(TO DO) Render every line of the records below as a Markdown table with the columns "Number" and "Entry". Put each line's row number under "Number" and the line itself under "Entry", and leave out blank lines.

***** MATERIAL FOR THIS TASK

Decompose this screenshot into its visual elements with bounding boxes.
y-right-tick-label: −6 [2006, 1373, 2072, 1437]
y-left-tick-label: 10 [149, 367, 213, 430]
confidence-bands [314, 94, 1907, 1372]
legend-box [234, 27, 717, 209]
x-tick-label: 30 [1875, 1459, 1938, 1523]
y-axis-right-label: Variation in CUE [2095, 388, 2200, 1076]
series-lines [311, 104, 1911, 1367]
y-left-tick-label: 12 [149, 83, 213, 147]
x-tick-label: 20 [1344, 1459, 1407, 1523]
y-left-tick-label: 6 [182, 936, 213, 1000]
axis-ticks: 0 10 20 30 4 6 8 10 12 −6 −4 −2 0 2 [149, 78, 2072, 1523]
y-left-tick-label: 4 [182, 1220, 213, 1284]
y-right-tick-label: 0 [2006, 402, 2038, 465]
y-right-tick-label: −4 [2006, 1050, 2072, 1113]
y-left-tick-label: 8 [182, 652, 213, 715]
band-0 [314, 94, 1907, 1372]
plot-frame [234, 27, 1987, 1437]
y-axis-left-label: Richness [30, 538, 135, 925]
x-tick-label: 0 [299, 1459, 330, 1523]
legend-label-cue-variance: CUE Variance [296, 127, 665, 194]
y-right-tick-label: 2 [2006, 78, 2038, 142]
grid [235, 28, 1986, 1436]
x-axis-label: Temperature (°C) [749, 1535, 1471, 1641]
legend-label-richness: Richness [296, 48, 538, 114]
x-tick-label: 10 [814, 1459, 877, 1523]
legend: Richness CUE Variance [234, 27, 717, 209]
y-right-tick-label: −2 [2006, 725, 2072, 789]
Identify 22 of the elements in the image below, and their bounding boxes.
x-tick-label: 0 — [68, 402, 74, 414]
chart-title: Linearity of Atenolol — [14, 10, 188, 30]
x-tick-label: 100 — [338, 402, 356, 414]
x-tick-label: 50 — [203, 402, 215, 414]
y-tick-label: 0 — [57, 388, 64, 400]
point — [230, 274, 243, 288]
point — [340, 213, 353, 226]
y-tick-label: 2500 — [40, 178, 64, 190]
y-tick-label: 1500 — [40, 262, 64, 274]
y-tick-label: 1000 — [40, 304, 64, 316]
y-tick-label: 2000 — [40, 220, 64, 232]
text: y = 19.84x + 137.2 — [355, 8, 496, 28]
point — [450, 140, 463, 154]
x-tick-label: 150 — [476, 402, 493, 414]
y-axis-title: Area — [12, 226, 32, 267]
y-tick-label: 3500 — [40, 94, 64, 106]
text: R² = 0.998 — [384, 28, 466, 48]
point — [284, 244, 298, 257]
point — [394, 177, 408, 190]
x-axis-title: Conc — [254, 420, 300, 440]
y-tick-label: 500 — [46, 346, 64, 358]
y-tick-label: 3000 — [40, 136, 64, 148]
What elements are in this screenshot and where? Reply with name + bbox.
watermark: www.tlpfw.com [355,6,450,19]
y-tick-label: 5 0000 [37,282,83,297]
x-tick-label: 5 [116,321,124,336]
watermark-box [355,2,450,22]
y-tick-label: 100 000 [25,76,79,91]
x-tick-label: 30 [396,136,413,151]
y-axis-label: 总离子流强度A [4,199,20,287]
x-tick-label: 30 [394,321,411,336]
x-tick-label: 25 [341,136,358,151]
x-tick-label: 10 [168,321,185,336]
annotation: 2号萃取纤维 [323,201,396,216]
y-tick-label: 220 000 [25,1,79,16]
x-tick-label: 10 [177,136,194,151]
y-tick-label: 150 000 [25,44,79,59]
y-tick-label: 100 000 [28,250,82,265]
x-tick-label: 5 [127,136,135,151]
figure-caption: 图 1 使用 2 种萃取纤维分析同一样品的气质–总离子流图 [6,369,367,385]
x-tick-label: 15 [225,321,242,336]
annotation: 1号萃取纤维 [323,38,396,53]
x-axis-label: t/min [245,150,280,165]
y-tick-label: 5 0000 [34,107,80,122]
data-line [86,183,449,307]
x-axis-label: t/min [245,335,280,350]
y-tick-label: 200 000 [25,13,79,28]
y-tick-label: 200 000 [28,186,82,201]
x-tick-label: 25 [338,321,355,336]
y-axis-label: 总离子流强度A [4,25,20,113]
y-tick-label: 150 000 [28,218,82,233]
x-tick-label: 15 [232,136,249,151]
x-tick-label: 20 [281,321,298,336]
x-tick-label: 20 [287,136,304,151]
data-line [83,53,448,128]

**********

(COMPLETE OUTPUT)
| Number | Entry |
|---|---|
| 1 | Decompose this screenshot into its visual elements with bounding boxes. |
| 2 | y-right-tick-label: −6 [2006, 1373, 2072, 1437] |
| 3 | y-left-tick-label: 10 [149, 367, 213, 430] |
| 4 | confidence-bands [314, 94, 1907, 1372] |
| 5 | legend-box [234, 27, 717, 209] |
| 6 | x-tick-label: 30 [1875, 1459, 1938, 1523] |
| 7 | y-axis-right-label: Variation in CUE [2095, 388, 2200, 1076] |
| 8 | series-lines [311, 104, 1911, 1367] |
| 9 | y-left-tick-label: 12 [149, 83, 213, 147] |
| 10 | x-tick-label: 20 [1344, 1459, 1407, 1523] |
| 11 | y-left-tick-label: 6 [182, 936, 213, 1000] |
| 12 | axis-ticks: 0 10 20 30 4 6 8 10 12 −6 −4 −2 0 2 [149, 78, 2072, 1523] |
| 13 | y-left-tick-label: 4 [182, 1220, 213, 1284] |
| 14 | y-right-tick-label: 0 [2006, 402, 2038, 465] |
| 15 | y-right-tick-label: −4 [2006, 1050, 2072, 1113] |
| 16 | y-left-tick-label: 8 [182, 652, 213, 715] |
| 17 | band-0 [314, 94, 1907, 1372] |
| 18 | plot-frame [234, 27, 1987, 1437] |
| 19 | y-axis-left-label: Richness [30, 538, 135, 925] |
| 20 | x-tick-label: 0 [299, 1459, 330, 1523] |
| 21 | legend-label-cue-variance: CUE Variance [296, 127, 665, 194] |
| 22 | y-right-tick-label: 2 [2006, 78, 2038, 142] |
| 23 | grid [235, 28, 1986, 1436] |
| 24 | x-axis-label: Temperature (°C) [749, 1535, 1471, 1641] |
| 25 | legend-label-richness: Richness [296, 48, 538, 114] |
| 26 | x-tick-label: 10 [814, 1459, 877, 1523] |
| 27 | legend: Richness CUE Variance [234, 27, 717, 209] |
| 28 | y-right-tick-label: −2 [2006, 725, 2072, 789] |
| 29 | Identify 22 of the elements in the image below, and their bounding boxes. |
| 30 | x-tick-label: 0 — [68, 402, 74, 414] |
| 31 | chart-title: Linearity of Atenolol — [14, 10, 188, 30] |
| 32 | x-tick-label: 100 — [338, 402, 356, 414] |
| 33 | x-tick-label: 50 — [203, 402, 215, 414] |
| 34 | y-tick-label: 0 — [57, 388, 64, 400] |
| 35 | point — [230, 274, 243, 288] |
| 36 | point — [340, 213, 353, 226] |
| 37 | y-tick-label: 2500 — [40, 178, 64, 190] |
| 38 | y-tick-label: 1500 — [40, 262, 64, 274] |
| 39 | y-tick-label: 1000 — [40, 304, 64, 316] |
| 40 | y-tick-label: 2000 — [40, 220, 64, 232] |
| 41 | text: y = 19.84x + 137.2 — [355, 8, 496, 28] |
| 42 | point — [450, 140, 463, 154] |
| 43 | x-tick-label: 150 — [476, 402, 493, 414] |
| 44 | y-axis-title: Area — [12, 226, 32, 267] |
| 45 | y-tick-label: 3500 — [40, 94, 64, 106] |
| 46 | text: R² = 0.998 — [384, 28, 466, 48] |
| 47 | point — [284, 244, 298, 257] |
| 48 | point — [394, 177, 408, 190] |
| 49 | x-axis-title: Conc — [254, 420, 300, 440] |
| 50 | y-tick-label: 500 — [46, 346, 64, 358] |
| 51 | y-tick-label: 3000 — [40, 136, 64, 148] |
| 52 | What elements are in this screenshot and where? Reply with name + bbox. |
| 53 | watermark: www.tlpfw.com [355,6,450,19] |
| 54 | y-tick-label: 5 0000 [37,282,83,297] |
| 55 | x-tick-label: 5 [116,321,124,336] |
| 56 | watermark-box [355,2,450,22] |
| 57 | y-tick-label: 100 000 [25,76,79,91] |
| 58 | x-tick-label: 30 [396,136,413,151] |
| 59 | y-axis-label: 总离子流强度A [4,199,20,287] |
| 60 | x-tick-label: 30 [394,321,411,336] |
| 61 | x-tick-label: 25 [341,136,358,151] |
| 62 | x-tick-label: 10 [168,321,185,336] |
| 63 | annotation: 2号萃取纤维 [323,201,396,216] |
| 64 | y-tick-label: 220 000 [25,1,79,16] |
| 65 | x-tick-label: 10 [177,136,194,151] |
| 66 | y-tick-label: 150 000 [25,44,79,59] |
| 67 | y-tick-label: 100 000 [28,250,82,265] |
| 68 | x-tick-label: 5 [127,136,135,151] |
| 69 | figure-caption: 图 1 使用 2 种萃取纤维分析同一样品的气质–总离子流图 [6,369,367,385] |
| 70 | x-tick-label: 15 [225,321,242,336] |
| 71 | annotation: 1号萃取纤维 [323,38,396,53] |
| 72 | x-axis-label: t/min [245,150,280,165] |
| 73 | y-tick-label: 5 0000 [34,107,80,122] |
| 74 | data-line [86,183,449,307] |
| 75 | x-axis-label: t/min [245,335,280,350] |
| 76 | y-tick-label: 200 000 [25,13,79,28] |
| 77 | y-tick-label: 200 000 [28,186,82,201] |
| 78 | x-tick-label: 25 [338,321,355,336] |
| 79 | y-axis-label: 总离子流强度A [4,25,20,113] |
| 80 | y-tick-label: 150 000 [28,218,82,233] |
| 81 | x-tick-label: 15 [232,136,249,151] |
| 82 | x-tick-label: 20 [281,321,298,336] |
| 83 | x-tick-label: 20 [287,136,304,151] |
| 84 | data-line [83,53,448,128] |